- _WHAT TO DO_:
From the entries provided below, copy each line that contains the word "REEF".

- _GIVEN RECORDS_:
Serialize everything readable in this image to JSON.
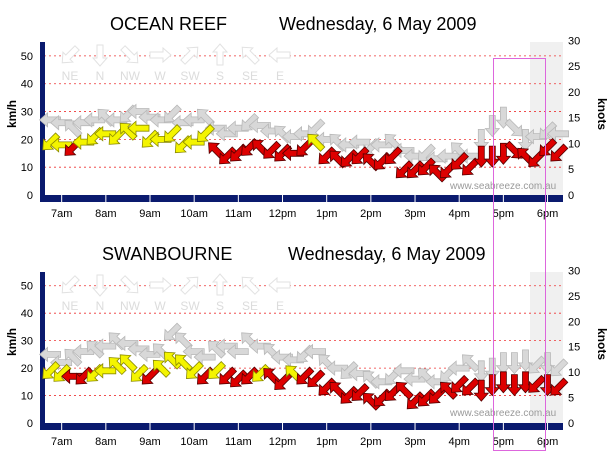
{
  "colors": {
    "strong": "#dd0000",
    "moderate": "#f4f400",
    "light": "#d8d8d8",
    "grid": "#ee3333",
    "axis": "#0a1a6e",
    "highlight": "#dd66dd"
  },
  "charts": [
    {
      "station": "OCEAN REEF",
      "date": "Wednesday, 6 May 2009",
      "watermark": "www.seabreeze.com.au",
      "left_axis_label": "km/h",
      "right_axis_label": "knots",
      "direction_labels": [
        "NE",
        "N",
        "NW",
        "W",
        "SW",
        "S",
        "SE",
        "E"
      ],
      "direction_arrow_icons": [
        "arrow-sw-icon",
        "arrow-s-icon",
        "arrow-se-icon",
        "arrow-e-icon",
        "arrow-ne-icon",
        "arrow-n-icon",
        "arrow-nw-icon",
        "arrow-w-icon"
      ]
    },
    {
      "station": "SWANBOURNE",
      "date": "Wednesday, 6 May 2009",
      "watermark": "www.seabreeze.com.au",
      "left_axis_label": "km/h",
      "right_axis_label": "knots",
      "direction_labels": [
        "NE",
        "N",
        "NW",
        "W",
        "SW",
        "S",
        "SE",
        "E"
      ],
      "direction_arrow_icons": [
        "arrow-sw-icon",
        "arrow-s-icon",
        "arrow-se-icon",
        "arrow-e-icon",
        "arrow-ne-icon",
        "arrow-n-icon",
        "arrow-nw-icon",
        "arrow-w-icon"
      ]
    }
  ],
  "chart_data": [
    {
      "type": "scatter",
      "title": "OCEAN REEF  Wednesday, 6 May 2009",
      "xlabel": "",
      "ylabel": "km/h",
      "y2label": "knots",
      "x_ticks": [
        "7am",
        "8am",
        "9am",
        "10am",
        "11am",
        "12pm",
        "1pm",
        "2pm",
        "3pm",
        "4pm",
        "5pm",
        "6pm"
      ],
      "x_range_hours": [
        6.6,
        18.35
      ],
      "y_ticks": [
        0,
        10,
        20,
        30,
        40,
        50
      ],
      "ylim": [
        0,
        55
      ],
      "y2_ticks": [
        0,
        5,
        10,
        15,
        20,
        25,
        30
      ],
      "y2lim": [
        0,
        29.7
      ],
      "grid": true,
      "series": [
        {
          "name": "gust",
          "unit": "km/h",
          "time": [
            6.75,
            7.0,
            7.25,
            7.5,
            7.75,
            8.0,
            8.25,
            8.5,
            8.75,
            9.0,
            9.25,
            9.5,
            9.75,
            10.0,
            10.25,
            10.5,
            10.75,
            11.0,
            11.25,
            11.5,
            11.75,
            12.0,
            12.25,
            12.5,
            12.75,
            13.0,
            13.25,
            13.5,
            13.75,
            14.0,
            14.25,
            14.5,
            14.75,
            15.0,
            15.25,
            15.5,
            15.75,
            16.0,
            16.25,
            16.5,
            16.75,
            17.0,
            17.25,
            17.5,
            17.75,
            18.0,
            18.25
          ],
          "value": [
            27,
            26,
            24,
            26,
            27,
            28,
            27,
            29,
            30,
            28,
            27,
            29,
            26,
            27,
            28,
            24,
            22,
            24,
            26,
            25,
            23,
            22,
            21,
            22,
            24,
            20,
            19,
            18,
            19,
            17,
            18,
            19,
            16,
            14,
            15,
            13,
            14,
            16,
            14,
            20,
            25,
            28,
            24,
            20,
            21,
            23,
            22
          ],
          "direction": [
            "W",
            "W",
            "NW",
            "W",
            "W",
            "NW",
            "W",
            "SW",
            "W",
            "W",
            "W",
            "SW",
            "W",
            "W",
            "NW",
            "W",
            "W",
            "W",
            "SW",
            "W",
            "W",
            "NW",
            "W",
            "W",
            "SW",
            "W",
            "NW",
            "W",
            "W",
            "SW",
            "W",
            "NW",
            "W",
            "W",
            "SW",
            "W",
            "W",
            "NW",
            "W",
            "S",
            "S",
            "S",
            "SE",
            "S",
            "W",
            "SW",
            "W"
          ]
        },
        {
          "name": "wind",
          "unit": "km/h",
          "time": [
            6.75,
            7.0,
            7.25,
            7.5,
            7.75,
            8.0,
            8.25,
            8.5,
            8.75,
            9.0,
            9.25,
            9.5,
            9.75,
            10.0,
            10.25,
            10.5,
            10.75,
            11.0,
            11.25,
            11.5,
            11.75,
            12.0,
            12.25,
            12.5,
            12.75,
            13.0,
            13.25,
            13.5,
            13.75,
            14.0,
            14.25,
            14.5,
            14.75,
            15.0,
            15.25,
            15.5,
            15.75,
            16.0,
            16.25,
            16.5,
            16.75,
            17.0,
            17.25,
            17.5,
            17.75,
            18.0,
            18.25
          ],
          "value": [
            19,
            18,
            17,
            19,
            21,
            22,
            21,
            23,
            24,
            20,
            20,
            22,
            18,
            19,
            22,
            16,
            14,
            15,
            17,
            17,
            16,
            15,
            15,
            17,
            19,
            14,
            13,
            13,
            14,
            12,
            12,
            14,
            9,
            9,
            10,
            8,
            9,
            12,
            10,
            14,
            14,
            15,
            16,
            14,
            13,
            17,
            15
          ],
          "direction": [
            "SW",
            "W",
            "SW",
            "W",
            "SW",
            "W",
            "SW",
            "NW",
            "W",
            "SW",
            "W",
            "SW",
            "SW",
            "W",
            "SW",
            "NW",
            "SW",
            "SW",
            "SW",
            "NW",
            "SW",
            "SW",
            "W",
            "SW",
            "NW",
            "SW",
            "NW",
            "SW",
            "SW",
            "NW",
            "SW",
            "SW",
            "SW",
            "SW",
            "SW",
            "NW",
            "SW",
            "SW",
            "SW",
            "S",
            "S",
            "S",
            "SE",
            "NW",
            "SW",
            "SW",
            "SW"
          ]
        }
      ]
    },
    {
      "type": "scatter",
      "title": "SWANBOURNE  Wednesday, 6 May 2009",
      "xlabel": "",
      "ylabel": "km/h",
      "y2label": "knots",
      "x_ticks": [
        "7am",
        "8am",
        "9am",
        "10am",
        "11am",
        "12pm",
        "1pm",
        "2pm",
        "3pm",
        "4pm",
        "5pm",
        "6pm"
      ],
      "x_range_hours": [
        6.6,
        18.35
      ],
      "y_ticks": [
        0,
        10,
        20,
        30,
        40,
        50
      ],
      "ylim": [
        0,
        55
      ],
      "y2_ticks": [
        0,
        5,
        10,
        15,
        20,
        25,
        30
      ],
      "y2lim": [
        0,
        29.7
      ],
      "grid": true,
      "series": [
        {
          "name": "gust",
          "unit": "km/h",
          "time": [
            6.75,
            7.0,
            7.25,
            7.5,
            7.75,
            8.0,
            8.25,
            8.5,
            8.75,
            9.0,
            9.25,
            9.5,
            9.75,
            10.0,
            10.25,
            10.5,
            10.75,
            11.0,
            11.25,
            11.5,
            11.75,
            12.0,
            12.25,
            12.5,
            12.75,
            13.0,
            13.25,
            13.5,
            13.75,
            14.0,
            14.25,
            14.5,
            14.75,
            15.0,
            15.25,
            15.5,
            15.75,
            16.0,
            16.25,
            16.5,
            16.75,
            17.0,
            17.25,
            17.5,
            17.75,
            18.0,
            18.25
          ],
          "value": [
            25,
            22,
            24,
            26,
            27,
            28,
            30,
            29,
            27,
            25,
            26,
            33,
            30,
            26,
            24,
            27,
            28,
            26,
            30,
            28,
            26,
            24,
            23,
            25,
            26,
            22,
            20,
            19,
            18,
            16,
            15,
            17,
            19,
            16,
            17,
            15,
            18,
            20,
            22,
            19,
            20,
            22,
            22,
            23,
            21,
            22,
            20
          ],
          "direction": [
            "W",
            "W",
            "NW",
            "W",
            "NW",
            "W",
            "NW",
            "W",
            "W",
            "W",
            "NW",
            "SW",
            "NW",
            "W",
            "W",
            "NW",
            "W",
            "W",
            "NW",
            "W",
            "NW",
            "W",
            "W",
            "SW",
            "W",
            "NW",
            "W",
            "SW",
            "W",
            "NW",
            "W",
            "SW",
            "W",
            "W",
            "NW",
            "W",
            "SW",
            "W",
            "NW",
            "S",
            "S",
            "S",
            "S",
            "S",
            "SW",
            "S",
            "SW"
          ]
        },
        {
          "name": "wind",
          "unit": "km/h",
          "time": [
            6.75,
            7.0,
            7.25,
            7.5,
            7.75,
            8.0,
            8.25,
            8.5,
            8.75,
            9.0,
            9.25,
            9.5,
            9.75,
            10.0,
            10.25,
            10.5,
            10.75,
            11.0,
            11.25,
            11.5,
            11.75,
            12.0,
            12.25,
            12.5,
            12.75,
            13.0,
            13.25,
            13.5,
            13.75,
            14.0,
            14.25,
            14.5,
            14.75,
            15.0,
            15.25,
            15.5,
            15.75,
            16.0,
            16.25,
            16.5,
            16.75,
            17.0,
            17.25,
            17.5,
            17.75,
            18.0,
            18.25
          ],
          "value": [
            19,
            18,
            17,
            17,
            18,
            19,
            21,
            22,
            18,
            17,
            20,
            23,
            22,
            19,
            17,
            19,
            17,
            16,
            17,
            18,
            17,
            15,
            18,
            17,
            16,
            13,
            12,
            10,
            11,
            8,
            9,
            11,
            12,
            8,
            9,
            10,
            12,
            14,
            13,
            12,
            14,
            15,
            14,
            15,
            14,
            14,
            13
          ],
          "direction": [
            "SW",
            "SW",
            "W",
            "SW",
            "SW",
            "W",
            "NW",
            "NW",
            "SW",
            "SW",
            "NW",
            "NW",
            "NW",
            "SW",
            "SW",
            "SW",
            "SW",
            "SW",
            "SW",
            "SW",
            "NW",
            "SW",
            "NW",
            "SW",
            "SW",
            "SW",
            "NW",
            "SW",
            "SW",
            "NW",
            "SW",
            "SW",
            "NW",
            "SW",
            "SW",
            "SW",
            "NW",
            "SW",
            "SW",
            "S",
            "S",
            "S",
            "S",
            "S",
            "SW",
            "S",
            "SW"
          ]
        }
      ]
    }
  ]
}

- _OUTPUT OF THE EXERCISE_:
      "station": "OCEAN REEF",
      "title": "OCEAN REEF  Wednesday, 6 May 2009",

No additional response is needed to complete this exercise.